Actions to take:
1. Check each statement against the TPL Dataflow post and answer yes or no, quoting the exact words of the post that decide it. (a) The Dataflow Library comes included in the .NET Framework 4.5. (b) The author says the same work could be done with plain TPL tasks. (c) The library is meant for use in almost any scenario.
2. Write the next part of the TPL Dataflow post, picking up after its last sentence.

Excerpted text:

────

Vlad's blog

In programming veritas

Introduction to TPL Dataflow

leave a comment »

TPL Dataflow Library is one of underestimated libraries which have not gained as much popularity as other TPL components. I believe the main reason is a fact that Microsoft did not include Dataflow Library in the .NET Framework 4.5, you should install it separately. Anyway in this post I am going to quickly describe main features of TPL Dataflow and answer a question why and when you need to use this library.

TPL Dataflow Library is designed to help programmers write concurrent enabled applications. You may say that this is what TPL is all about. True, but Dataflow Library is supposed to be used in very specific scenarios. Imagine you are developing an application that has to process many request which is typical scenario for server side applications. And processing of a request involves many concurrent tasks: Web API calls, database transactions, file IO operations, image processing etc. Also you want to be able to control resource utilization in order to keep your server responsive. Certainly, you can do everything described above using TPL tasks, develop own queues for message prioritization and use synchronization primitives to protect shared data. TPL Dataflow provides a programming model that hides low level details of managing concurrent workflows and allows you to focus on your business logic.

────

Material provided:

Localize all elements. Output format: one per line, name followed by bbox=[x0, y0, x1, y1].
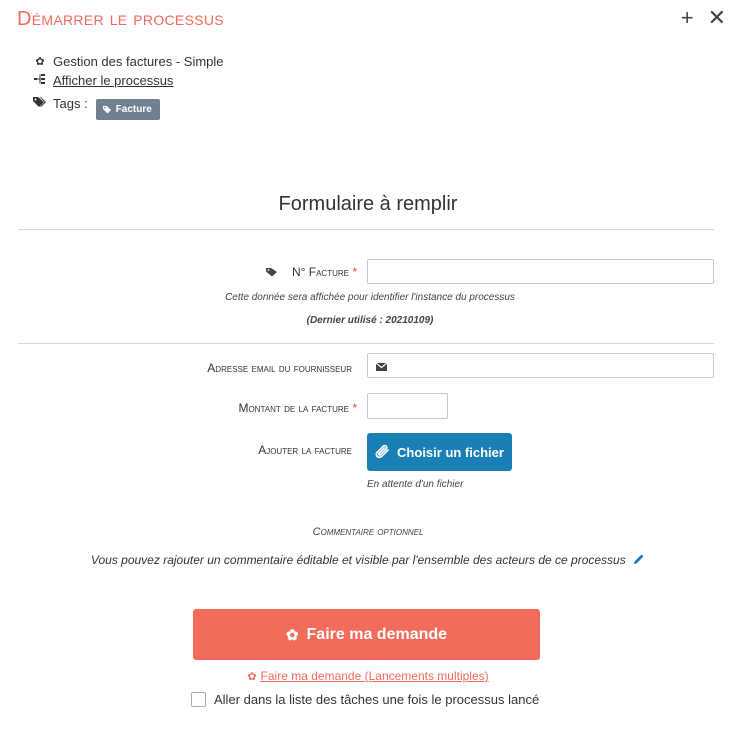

────

Task answers:
1.
(a) No: "Microsoft did not include Dataflow Library in the .NET Framework 4.5, you should install it separately."
(b) Yes: "Certainly, you can do everything described above using TPL tasks"
(c) No: "Dataflow Library is supposed to be used in very specific scenarios."

2.
Programming Model

The main concept in Dataflow is a block. You can consider a block as data structure that can buffer and process data. Normally your Dataflow application is a collection of linked blocks forming a workflow specific for your needs. Actual communication between blocks is organized in a form of messages passed from one block (source) to another (target). There are different types of blocks: data transform block, buffer block, action block. You can build a simple pipeline which is a linear sequence of blocks or network, which is a graph of blocks.

Common blocks

Transform block

Transform block is used to receive input value and return transformed value. In the example below TransformBlock receives user names and returns user photos.

var photoService = new PhotoService();
var transformBlock = new TransformBlock<string, Photo>(async userName =>
{
 Photo userPhoto = await photoService.GetUserPhoto(userName);

 return userPhoto;
});

Action block

Action block is receiving data but don’t pass it to another block. Usually this is the last block in a chain. You can used it, for instance, to update user interface.

var usersGallery = new UsersGallery();
var actionBlock = new ActionBlock<Photo>(photo => usersGallery.AddPhoto(photo));

Linking blocks

Blocks themselves are useless unless you link blocks in a pipeline or network. Code below will link transformBlock to actionBlock. So after photos are received from  photo service they are passed to actionBlock to update user interface.

transformBlock.LinkTo(actionBlock);

Starting point

So we have blocks for performing individual message processing, we linked blocks in a pipeline. How messages are passed to the first block in a network? Each block has method Post for posting messages.

for (int i = 0; i < 10; i++)
{
  transformBlock.Post("User" + i);
}

Finishing processing

In many scenarios we want to know when our pipeline completely processed some portion of data. In order to do that we need to call method Complete() of the first block in pipeline.

transformBlock.Complete();

This method will tell Dataflow engine not expect other messages. If we want to know when processing is finished we can Completion.Wait() for terminal block.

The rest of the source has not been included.